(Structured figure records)

━━━

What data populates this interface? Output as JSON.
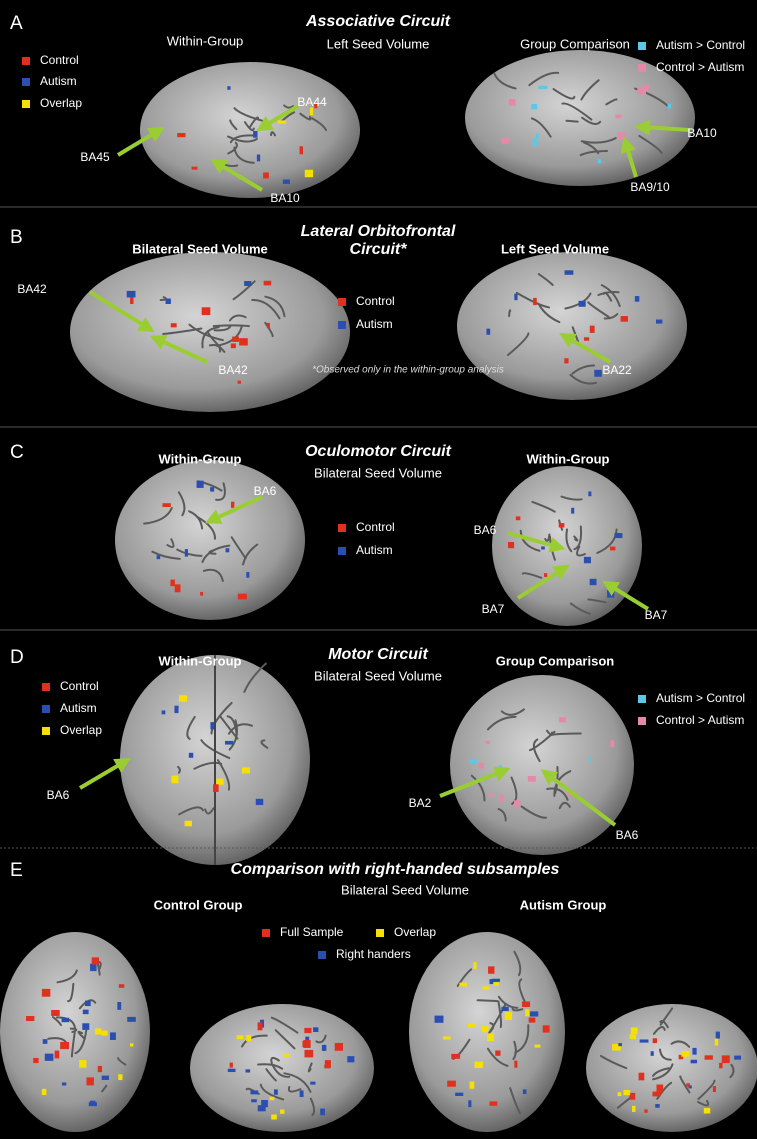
{
  "panels": [
    {
      "letter": "A",
      "title": "Associative Circuit",
      "subtitle": "Left Seed Volume",
      "headings": [
        "Within-Group",
        "Group Comparison"
      ],
      "legends": [
        [
          {
            "label": "Control",
            "color": "#e0301e"
          },
          {
            "label": "Autism",
            "color": "#2a4fb0"
          },
          {
            "label": "Overlap",
            "color": "#f5e000"
          }
        ],
        [
          {
            "label": "Autism > Control",
            "color": "#5bc8e8"
          },
          {
            "label": "Control > Autism",
            "color": "#e48aa8"
          }
        ]
      ],
      "labels": [
        "BA45",
        "BA44",
        "BA10",
        "BA10",
        "BA9/10"
      ]
    },
    {
      "letter": "B",
      "title_lines": [
        "Lateral Orbitofrontal",
        "Circuit*"
      ],
      "headings": [
        "Bilateral Seed Volume",
        "Left Seed Volume"
      ],
      "legends": [
        [
          {
            "label": "Control",
            "color": "#e0301e"
          },
          {
            "label": "Autism",
            "color": "#2a4fb0"
          }
        ]
      ],
      "labels": [
        "BA42",
        "BA42",
        "BA22"
      ],
      "note": "*Observed only in the within-group analysis"
    },
    {
      "letter": "C",
      "title": "Oculomotor Circuit",
      "subtitle": "Bilateral Seed Volume",
      "headings": [
        "Within-Group",
        "Within-Group"
      ],
      "legends": [
        [
          {
            "label": "Control",
            "color": "#e0301e"
          },
          {
            "label": "Autism",
            "color": "#2a4fb0"
          }
        ]
      ],
      "labels": [
        "BA6",
        "BA6",
        "BA7",
        "BA7"
      ]
    },
    {
      "letter": "D",
      "title": "Motor Circuit",
      "subtitle": "Bilateral Seed Volume",
      "headings": [
        "Within-Group",
        "Group Comparison"
      ],
      "legends": [
        [
          {
            "label": "Control",
            "color": "#e0301e"
          },
          {
            "label": "Autism",
            "color": "#2a4fb0"
          },
          {
            "label": "Overlap",
            "color": "#f5e000"
          }
        ],
        [
          {
            "label": "Autism > Control",
            "color": "#5bc8e8"
          },
          {
            "label": "Control > Autism",
            "color": "#e48aa8"
          }
        ]
      ],
      "labels": [
        "BA6",
        "BA2",
        "BA6"
      ]
    },
    {
      "letter": "E",
      "title": "Comparison with right-handed subsamples",
      "subtitle": "Bilateral Seed Volume",
      "headings": [
        "Control Group",
        "Autism Group"
      ],
      "legends": [
        [
          {
            "label": "Full Sample",
            "color": "#e0301e"
          },
          {
            "label": "Overlap",
            "color": "#f5e000"
          },
          {
            "label": "Right handers",
            "color": "#2a4fb0"
          }
        ]
      ]
    }
  ]
}
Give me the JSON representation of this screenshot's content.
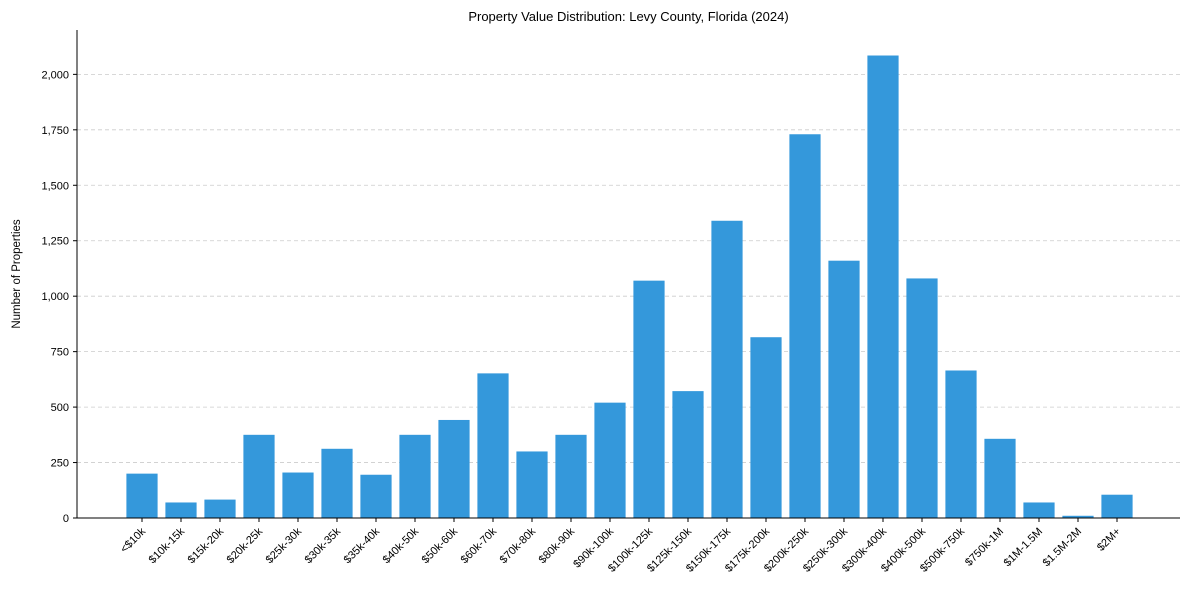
{
  "chart_data": {
    "type": "bar",
    "title": "Property Value Distribution: Levy County, Florida (2024)",
    "xlabel": "",
    "ylabel": "Number of Properties",
    "ylim": [
      0,
      2200
    ],
    "yticks": [
      0,
      250,
      500,
      750,
      1000,
      1250,
      1500,
      1750,
      2000
    ],
    "ytick_labels": [
      "0",
      "250",
      "500",
      "750",
      "1,000",
      "1,250",
      "1,500",
      "1,750",
      "2,000"
    ],
    "grid": "y-dashed",
    "bar_color": "#3498db",
    "categories": [
      "<$10k",
      "$10k-15k",
      "$15k-20k",
      "$20k-25k",
      "$25k-30k",
      "$30k-35k",
      "$35k-40k",
      "$40k-50k",
      "$50k-60k",
      "$60k-70k",
      "$70k-80k",
      "$80k-90k",
      "$90k-100k",
      "$100k-125k",
      "$125k-150k",
      "$150k-175k",
      "$175k-200k",
      "$200k-250k",
      "$250k-300k",
      "$300k-400k",
      "$400k-500k",
      "$500k-750k",
      "$750k-1M",
      "$1M-1.5M",
      "$1.5M-2M",
      "$2M+"
    ],
    "values": [
      200,
      70,
      83,
      375,
      205,
      312,
      195,
      375,
      442,
      652,
      300,
      375,
      520,
      1070,
      572,
      1340,
      815,
      1730,
      1160,
      2085,
      1080,
      665,
      357,
      70,
      10,
      105
    ]
  }
}
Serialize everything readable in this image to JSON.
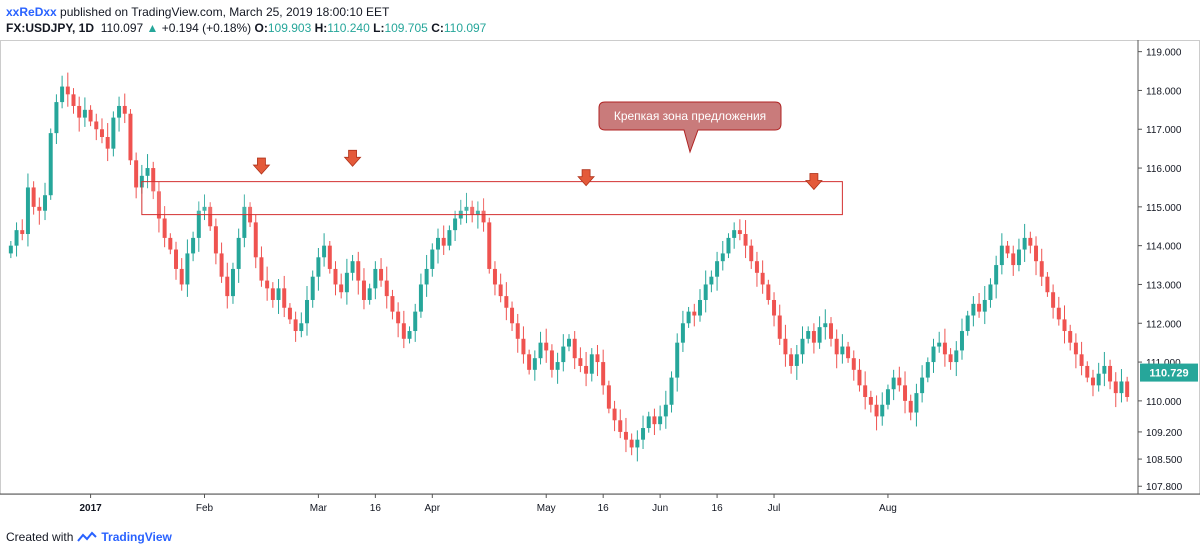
{
  "header": {
    "author": "xxReDxx",
    "published": "published on TradingView.com, March 25, 2019 18:00:10 EET"
  },
  "ohlc": {
    "symbol": "FX:USDJPY, 1D",
    "last": "110.097",
    "change": "+0.194 (+0.18%)",
    "o_label": "O:",
    "o": "109.903",
    "h_label": "H:",
    "h": "110.240",
    "l_label": "L:",
    "l": "109.705",
    "c_label": "C:",
    "c": "110.097"
  },
  "footer": {
    "created": "Created with",
    "brand": "TradingView"
  },
  "colors": {
    "up": "#26a69a",
    "down": "#ef5350",
    "zone": "#d32f2f",
    "callout": "#c97b7b",
    "price_tag": "#26a69a"
  },
  "chart_data": {
    "type": "candlestick",
    "title": "",
    "price_tag": "110.729",
    "y_ticks": [
      "119.000",
      "118.000",
      "117.000",
      "116.000",
      "115.000",
      "114.000",
      "113.000",
      "112.000",
      "111.000",
      "110.000",
      "109.200",
      "108.500",
      "107.800"
    ],
    "y_tick_values": [
      119.0,
      118.0,
      117.0,
      116.0,
      115.0,
      114.0,
      113.0,
      112.0,
      111.0,
      110.0,
      109.2,
      108.5,
      107.8
    ],
    "x_ticks": [
      "2017",
      "Feb",
      "Mar",
      "16",
      "Apr",
      "May",
      "16",
      "Jun",
      "16",
      "Jul",
      "Aug"
    ],
    "x_tick_index": [
      14,
      34,
      54,
      64,
      74,
      94,
      104,
      114,
      124,
      134,
      154
    ],
    "zone": {
      "low": 114.8,
      "high": 115.65,
      "start_index": 23,
      "end_index": 146,
      "label": "Крепкая зона предложения"
    },
    "arrows": [
      {
        "index": 44,
        "price": 116.0
      },
      {
        "index": 60,
        "price": 116.2
      },
      {
        "index": 101,
        "price": 115.7
      },
      {
        "index": 141,
        "price": 115.6
      }
    ],
    "closes": [
      114.0,
      114.4,
      114.3,
      115.5,
      115.0,
      114.9,
      115.3,
      116.9,
      117.7,
      118.1,
      117.9,
      117.6,
      117.3,
      117.5,
      117.2,
      117.0,
      116.8,
      116.5,
      117.3,
      117.6,
      117.4,
      116.2,
      115.5,
      115.8,
      116.0,
      115.4,
      114.7,
      114.2,
      113.9,
      113.4,
      113.0,
      113.8,
      114.2,
      114.9,
      115.0,
      114.5,
      113.8,
      113.2,
      112.7,
      113.4,
      114.2,
      115.0,
      114.6,
      113.7,
      113.1,
      112.9,
      112.6,
      112.9,
      112.4,
      112.1,
      111.8,
      112.0,
      112.6,
      113.2,
      113.7,
      114.0,
      113.4,
      113.0,
      112.8,
      113.3,
      113.6,
      113.1,
      112.6,
      112.9,
      113.4,
      113.1,
      112.7,
      112.3,
      112.0,
      111.6,
      111.8,
      112.3,
      113.0,
      113.4,
      113.9,
      114.2,
      114.0,
      114.4,
      114.7,
      114.9,
      115.0,
      114.8,
      114.9,
      114.6,
      113.4,
      113.0,
      112.7,
      112.4,
      112.0,
      111.6,
      111.2,
      110.8,
      111.1,
      111.5,
      111.3,
      110.8,
      111.0,
      111.4,
      111.6,
      111.1,
      110.9,
      110.7,
      111.2,
      111.0,
      110.4,
      109.8,
      109.5,
      109.2,
      109.0,
      108.8,
      109.0,
      109.3,
      109.6,
      109.4,
      109.6,
      109.9,
      110.6,
      111.5,
      112.0,
      112.3,
      112.2,
      112.6,
      113.0,
      113.2,
      113.6,
      113.8,
      114.2,
      114.4,
      114.3,
      114.0,
      113.6,
      113.3,
      113.0,
      112.6,
      112.2,
      111.6,
      111.2,
      110.9,
      111.2,
      111.6,
      111.8,
      111.5,
      111.9,
      112.0,
      111.6,
      111.2,
      111.4,
      111.1,
      110.8,
      110.4,
      110.1,
      109.9,
      109.6,
      109.9,
      110.3,
      110.6,
      110.4,
      110.0,
      109.7,
      110.2,
      110.6,
      111.0,
      111.4,
      111.5,
      111.2,
      111.0,
      111.3,
      111.8,
      112.2,
      112.5,
      112.3,
      112.6,
      113.0,
      113.5,
      114.0,
      113.8,
      113.5,
      113.9,
      114.2,
      114.0,
      113.6,
      113.2,
      112.8,
      112.4,
      112.1,
      111.8,
      111.5,
      111.2,
      110.9,
      110.6,
      110.4,
      110.7,
      110.9,
      110.5,
      110.2,
      110.5,
      110.1
    ]
  }
}
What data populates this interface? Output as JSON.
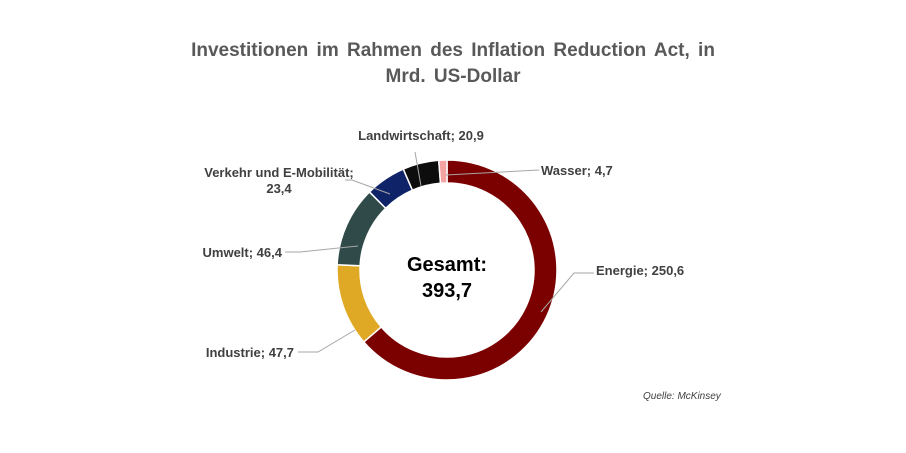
{
  "title": "Investitionen im Rahmen des Inflation Reduction Act, in Mrd. US-Dollar",
  "source": "Quelle: McKinsey",
  "center": {
    "line1": "Gesamt:",
    "line2": "393,7"
  },
  "chart_data": {
    "type": "pie",
    "variant": "donut",
    "title": "Investitionen im Rahmen des Inflation Reduction Act, in Mrd. US-Dollar",
    "total": 393.7,
    "series": [
      {
        "name": "Energie",
        "value": 250.6,
        "label": [
          "Energie; 250,6"
        ],
        "color": "#7b0000"
      },
      {
        "name": "Industrie",
        "value": 47.7,
        "label": [
          "Industrie; 47,7"
        ],
        "color": "#e0a925"
      },
      {
        "name": "Umwelt",
        "value": 46.4,
        "label": [
          "Umwelt; 46,4"
        ],
        "color": "#2f4a48"
      },
      {
        "name": "Verkehr und E-Mobilität",
        "value": 23.4,
        "label": [
          "Verkehr und E-Mobilität;",
          "23,4"
        ],
        "color": "#0f2468"
      },
      {
        "name": "Landwirtschaft",
        "value": 20.9,
        "label": [
          "Landwirtschaft; 20,9"
        ],
        "color": "#0d0d0d"
      },
      {
        "name": "Wasser",
        "value": 4.7,
        "label": [
          "Wasser; 4,7"
        ],
        "color": "#f4a3a3"
      }
    ]
  }
}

━━━

TASK DETAILS: Gather each line in the entries above where the string "Circuit" is found.

COMPLETED TASK:
      "title": "Associative Circuit",
        "Circuit*"
      "title": "Oculomotor Circuit",
      "title": "Motor Circuit",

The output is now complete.